● **Rows**
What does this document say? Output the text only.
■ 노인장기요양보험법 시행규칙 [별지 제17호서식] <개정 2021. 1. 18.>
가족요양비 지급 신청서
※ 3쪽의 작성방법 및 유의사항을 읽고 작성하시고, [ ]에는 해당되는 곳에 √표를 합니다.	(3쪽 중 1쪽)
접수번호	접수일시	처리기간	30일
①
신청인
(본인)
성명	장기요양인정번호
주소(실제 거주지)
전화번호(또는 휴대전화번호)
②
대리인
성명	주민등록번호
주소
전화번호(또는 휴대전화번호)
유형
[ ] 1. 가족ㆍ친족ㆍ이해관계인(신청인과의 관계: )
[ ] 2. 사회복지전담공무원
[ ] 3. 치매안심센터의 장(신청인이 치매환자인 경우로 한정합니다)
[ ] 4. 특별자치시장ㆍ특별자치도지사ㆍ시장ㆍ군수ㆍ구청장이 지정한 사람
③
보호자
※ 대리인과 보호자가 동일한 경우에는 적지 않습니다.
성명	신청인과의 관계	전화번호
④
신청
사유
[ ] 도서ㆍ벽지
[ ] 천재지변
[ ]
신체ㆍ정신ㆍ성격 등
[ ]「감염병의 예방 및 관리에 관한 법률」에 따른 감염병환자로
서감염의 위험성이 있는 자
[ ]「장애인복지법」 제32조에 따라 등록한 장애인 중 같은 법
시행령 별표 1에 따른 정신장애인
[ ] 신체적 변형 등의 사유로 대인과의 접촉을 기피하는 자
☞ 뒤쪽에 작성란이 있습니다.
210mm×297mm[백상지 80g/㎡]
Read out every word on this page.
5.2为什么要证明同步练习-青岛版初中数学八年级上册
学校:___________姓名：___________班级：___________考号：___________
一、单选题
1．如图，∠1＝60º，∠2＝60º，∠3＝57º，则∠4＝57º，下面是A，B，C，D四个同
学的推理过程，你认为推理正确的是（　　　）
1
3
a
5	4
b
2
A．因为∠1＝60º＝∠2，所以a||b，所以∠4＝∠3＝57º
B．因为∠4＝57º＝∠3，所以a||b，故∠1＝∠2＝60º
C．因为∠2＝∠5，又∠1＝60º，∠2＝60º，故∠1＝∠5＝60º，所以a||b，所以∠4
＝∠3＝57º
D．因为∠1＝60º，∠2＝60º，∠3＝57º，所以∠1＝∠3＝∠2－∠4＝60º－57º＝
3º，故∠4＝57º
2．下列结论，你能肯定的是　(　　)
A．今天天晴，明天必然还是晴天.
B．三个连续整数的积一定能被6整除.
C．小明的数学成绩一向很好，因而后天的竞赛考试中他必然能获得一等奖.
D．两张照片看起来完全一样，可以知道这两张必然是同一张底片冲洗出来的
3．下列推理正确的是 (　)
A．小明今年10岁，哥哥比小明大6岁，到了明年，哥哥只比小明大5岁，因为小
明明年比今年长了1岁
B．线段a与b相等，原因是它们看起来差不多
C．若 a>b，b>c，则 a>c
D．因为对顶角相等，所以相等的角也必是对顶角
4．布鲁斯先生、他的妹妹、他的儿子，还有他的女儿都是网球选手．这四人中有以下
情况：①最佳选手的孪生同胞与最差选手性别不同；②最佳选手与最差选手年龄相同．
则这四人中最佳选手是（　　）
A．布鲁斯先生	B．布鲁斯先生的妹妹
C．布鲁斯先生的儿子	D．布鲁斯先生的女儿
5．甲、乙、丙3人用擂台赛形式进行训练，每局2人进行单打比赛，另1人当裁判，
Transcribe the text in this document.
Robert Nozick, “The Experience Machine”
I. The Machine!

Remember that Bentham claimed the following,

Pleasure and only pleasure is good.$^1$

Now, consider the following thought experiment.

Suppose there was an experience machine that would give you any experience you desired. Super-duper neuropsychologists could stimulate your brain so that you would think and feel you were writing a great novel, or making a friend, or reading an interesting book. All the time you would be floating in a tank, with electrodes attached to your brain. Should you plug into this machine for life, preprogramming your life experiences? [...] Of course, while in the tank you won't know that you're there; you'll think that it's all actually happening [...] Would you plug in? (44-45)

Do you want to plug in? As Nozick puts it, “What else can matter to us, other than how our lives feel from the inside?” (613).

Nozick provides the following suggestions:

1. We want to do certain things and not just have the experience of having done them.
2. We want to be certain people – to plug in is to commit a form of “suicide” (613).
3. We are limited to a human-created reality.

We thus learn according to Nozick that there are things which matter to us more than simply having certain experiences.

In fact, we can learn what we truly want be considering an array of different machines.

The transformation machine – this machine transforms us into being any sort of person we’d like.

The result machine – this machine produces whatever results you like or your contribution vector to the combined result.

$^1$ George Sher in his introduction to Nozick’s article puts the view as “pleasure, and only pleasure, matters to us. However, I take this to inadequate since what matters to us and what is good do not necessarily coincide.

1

● **Task objective**
Reply with only the number of lines in the material above where the string "document" appears.

● **Result of the exercise**
2